Find the lines that hold "dibawah". Report only how many there are.

Collection entries
>> start

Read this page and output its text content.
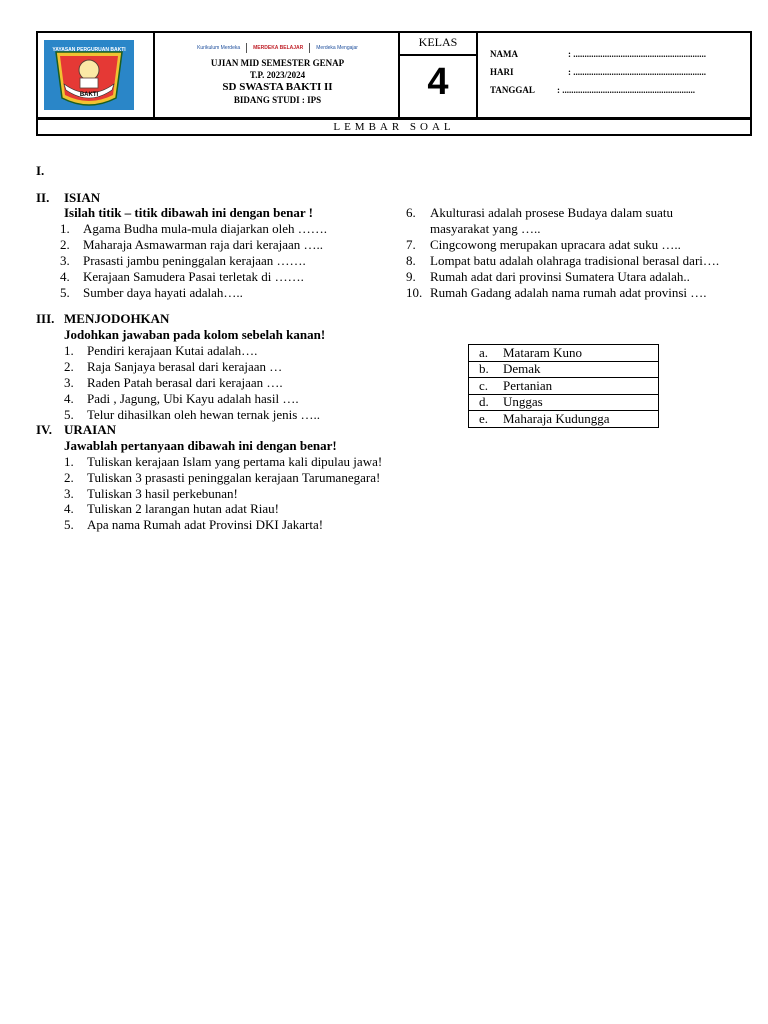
BAKTI
YAYASAN PERGURUAN BAKTI	Kurikulum Merdeka	MERDEKA BELAJAR	Merdeka Mengajar
UJIAN MID SEMESTER GENAP
T.P. 2023/2024
SD SWASTA BAKTI II
BIDANG STUDI : IPS
KELAS
4
NAMA	: ...........................................................
HARI	: ...........................................................
TANGGAL : ...........................................................
LEMBAR SOAL
I.
II. ISIAN
Isilah titik – titik dibawah ini dengan benar !
1. Agama Budha mula-mula diajarkan oleh …….
2. Maharaja Asmawarman raja dari kerajaan …..
3. Prasasti jambu peninggalan kerajaan …….
4. Kerajaan Samudera Pasai terletak di …….
5. Sumber daya hayati adalah…..
6. Akulturasi adalah prosese Budaya dalam suatu
masyarakat yang …..
7. Cingcowong merupakan upracara adat suku …..
8. Lompat batu adalah olahraga tradisional berasal dari….
9. Rumah adat dari provinsi Sumatera Utara adalah..
10. Rumah Gadang adalah nama rumah adat provinsi ….
III. MENJODOHKAN
Jodohkan jawaban pada kolom sebelah kanan!
1. Pendiri kerajaan Kutai adalah….
2. Raja Sanjaya berasal dari kerajaan …
3. Raden Patah berasal dari kerajaan ….
4. Padi , Jagung, Ubi Kayu adalah hasil ….
5. Telur dihasilkan oleh hewan ternak jenis …..
a. Mataram Kuno
b. Demak
c. Pertanian
d. Unggas
e. Maharaja Kudungga
IV. URAIAN
Jawablah pertanyaan dibawah ini dengan benar!
1. Tuliskan kerajaan Islam yang pertama kali dipulau jawa!
2. Tuliskan 3 prasasti peninggalan kerajaan Tarumanegara!
3. Tuliskan 3 hasil perkebunan!
4. Tuliskan 2 larangan hutan adat Riau!
5. Apa nama Rumah adat Provinsi DKI Jakarta!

>> end

* SOLUTION FOR THIS PROBLEM
2